◆ **Task prompt**
Count the lines in the listing below that contain the string "menu". Reply with the number alone.

--- START Extracted records ---

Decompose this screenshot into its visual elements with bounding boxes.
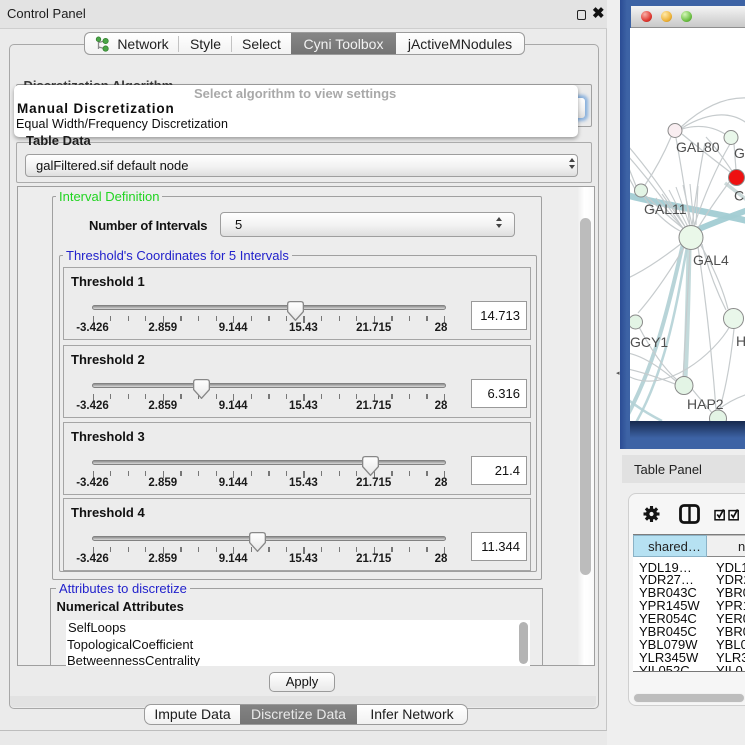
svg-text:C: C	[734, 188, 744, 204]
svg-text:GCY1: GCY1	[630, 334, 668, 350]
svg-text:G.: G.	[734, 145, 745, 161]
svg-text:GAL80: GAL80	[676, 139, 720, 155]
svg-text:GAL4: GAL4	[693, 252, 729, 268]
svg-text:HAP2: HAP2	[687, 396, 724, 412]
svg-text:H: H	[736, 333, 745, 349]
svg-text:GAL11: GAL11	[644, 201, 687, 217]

--- END Extracted records ---
--- START Extracted records ---

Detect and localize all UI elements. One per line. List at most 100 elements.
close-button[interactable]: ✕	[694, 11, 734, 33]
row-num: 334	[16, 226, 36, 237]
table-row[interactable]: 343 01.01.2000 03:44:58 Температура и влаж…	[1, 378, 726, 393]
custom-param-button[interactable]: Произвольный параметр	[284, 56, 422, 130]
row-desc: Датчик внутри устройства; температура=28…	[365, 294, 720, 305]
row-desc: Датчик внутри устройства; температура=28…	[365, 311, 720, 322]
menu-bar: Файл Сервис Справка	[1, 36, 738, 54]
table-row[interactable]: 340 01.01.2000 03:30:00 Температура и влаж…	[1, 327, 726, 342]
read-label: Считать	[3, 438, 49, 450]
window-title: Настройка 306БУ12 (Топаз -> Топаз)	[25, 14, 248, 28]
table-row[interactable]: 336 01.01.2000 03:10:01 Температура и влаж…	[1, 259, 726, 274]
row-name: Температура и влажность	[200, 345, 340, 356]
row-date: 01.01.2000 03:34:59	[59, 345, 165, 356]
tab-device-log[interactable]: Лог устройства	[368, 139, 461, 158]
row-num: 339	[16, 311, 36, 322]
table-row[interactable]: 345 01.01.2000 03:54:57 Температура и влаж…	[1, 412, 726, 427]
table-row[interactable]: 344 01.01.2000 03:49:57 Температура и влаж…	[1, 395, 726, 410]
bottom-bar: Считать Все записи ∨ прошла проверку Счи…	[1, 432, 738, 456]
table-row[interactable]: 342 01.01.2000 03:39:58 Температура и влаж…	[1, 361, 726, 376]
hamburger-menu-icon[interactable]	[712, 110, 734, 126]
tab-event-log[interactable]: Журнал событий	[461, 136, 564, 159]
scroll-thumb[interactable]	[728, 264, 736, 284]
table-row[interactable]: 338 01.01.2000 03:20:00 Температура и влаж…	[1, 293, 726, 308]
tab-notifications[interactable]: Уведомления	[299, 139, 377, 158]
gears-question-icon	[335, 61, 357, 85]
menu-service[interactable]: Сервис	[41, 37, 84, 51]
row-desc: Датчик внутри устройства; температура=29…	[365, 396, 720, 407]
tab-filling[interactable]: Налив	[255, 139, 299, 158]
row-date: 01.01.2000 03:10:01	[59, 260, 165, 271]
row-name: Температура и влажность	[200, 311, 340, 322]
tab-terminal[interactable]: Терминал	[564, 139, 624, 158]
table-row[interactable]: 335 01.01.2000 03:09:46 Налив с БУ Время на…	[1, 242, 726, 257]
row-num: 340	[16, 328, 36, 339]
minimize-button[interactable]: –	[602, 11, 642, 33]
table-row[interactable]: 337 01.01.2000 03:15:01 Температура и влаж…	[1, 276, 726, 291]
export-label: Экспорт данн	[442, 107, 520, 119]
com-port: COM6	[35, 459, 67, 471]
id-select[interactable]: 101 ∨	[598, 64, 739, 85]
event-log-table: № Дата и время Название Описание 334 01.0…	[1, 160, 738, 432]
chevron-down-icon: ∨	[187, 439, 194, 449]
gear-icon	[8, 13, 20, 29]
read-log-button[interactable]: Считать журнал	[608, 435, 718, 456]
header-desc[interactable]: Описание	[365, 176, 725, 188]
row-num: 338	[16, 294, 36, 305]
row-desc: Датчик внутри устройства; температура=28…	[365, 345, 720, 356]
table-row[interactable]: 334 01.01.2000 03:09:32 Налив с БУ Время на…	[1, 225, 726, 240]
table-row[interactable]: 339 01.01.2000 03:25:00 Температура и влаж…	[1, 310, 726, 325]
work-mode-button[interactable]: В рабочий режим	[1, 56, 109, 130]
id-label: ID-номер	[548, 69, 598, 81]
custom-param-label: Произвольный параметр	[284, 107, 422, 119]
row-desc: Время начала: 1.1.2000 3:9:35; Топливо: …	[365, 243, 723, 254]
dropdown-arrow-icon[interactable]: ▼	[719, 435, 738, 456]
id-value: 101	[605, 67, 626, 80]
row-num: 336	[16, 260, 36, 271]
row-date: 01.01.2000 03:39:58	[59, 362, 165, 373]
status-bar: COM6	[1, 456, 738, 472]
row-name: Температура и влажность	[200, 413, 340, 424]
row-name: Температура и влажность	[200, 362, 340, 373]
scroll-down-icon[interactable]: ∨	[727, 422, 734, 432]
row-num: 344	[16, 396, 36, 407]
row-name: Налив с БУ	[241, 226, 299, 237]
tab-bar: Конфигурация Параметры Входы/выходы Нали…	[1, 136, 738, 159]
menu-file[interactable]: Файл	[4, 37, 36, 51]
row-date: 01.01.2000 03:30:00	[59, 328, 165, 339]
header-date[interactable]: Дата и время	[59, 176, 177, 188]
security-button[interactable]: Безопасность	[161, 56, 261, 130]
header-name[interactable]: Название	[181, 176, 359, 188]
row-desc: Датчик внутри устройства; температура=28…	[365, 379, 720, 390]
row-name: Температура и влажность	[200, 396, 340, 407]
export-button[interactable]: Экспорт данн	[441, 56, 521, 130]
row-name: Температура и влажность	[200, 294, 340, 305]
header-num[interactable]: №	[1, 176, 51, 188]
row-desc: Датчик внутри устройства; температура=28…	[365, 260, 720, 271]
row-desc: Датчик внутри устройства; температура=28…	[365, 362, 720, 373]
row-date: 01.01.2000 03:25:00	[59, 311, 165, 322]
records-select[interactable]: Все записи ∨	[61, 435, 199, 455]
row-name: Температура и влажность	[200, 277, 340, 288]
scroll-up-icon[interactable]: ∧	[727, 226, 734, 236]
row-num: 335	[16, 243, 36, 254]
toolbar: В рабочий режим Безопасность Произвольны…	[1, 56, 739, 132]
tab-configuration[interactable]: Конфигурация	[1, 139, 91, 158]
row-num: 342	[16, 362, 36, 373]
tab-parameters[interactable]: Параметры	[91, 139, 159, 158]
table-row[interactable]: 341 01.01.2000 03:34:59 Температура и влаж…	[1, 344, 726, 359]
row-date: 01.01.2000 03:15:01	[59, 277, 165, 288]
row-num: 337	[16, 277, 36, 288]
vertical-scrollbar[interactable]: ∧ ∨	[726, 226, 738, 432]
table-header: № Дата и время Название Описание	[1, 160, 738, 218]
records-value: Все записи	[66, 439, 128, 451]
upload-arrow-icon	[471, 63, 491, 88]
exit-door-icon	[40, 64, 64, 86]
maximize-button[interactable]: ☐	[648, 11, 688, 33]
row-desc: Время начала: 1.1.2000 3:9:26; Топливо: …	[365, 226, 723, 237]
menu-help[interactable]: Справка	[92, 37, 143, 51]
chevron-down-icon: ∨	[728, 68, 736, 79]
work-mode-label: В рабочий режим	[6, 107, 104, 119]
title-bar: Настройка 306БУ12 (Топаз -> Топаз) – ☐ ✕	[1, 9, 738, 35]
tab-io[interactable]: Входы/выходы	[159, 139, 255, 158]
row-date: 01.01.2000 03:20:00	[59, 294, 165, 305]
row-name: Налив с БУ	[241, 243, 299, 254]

--- END Extracted records ---

◆ **Exercise response**
5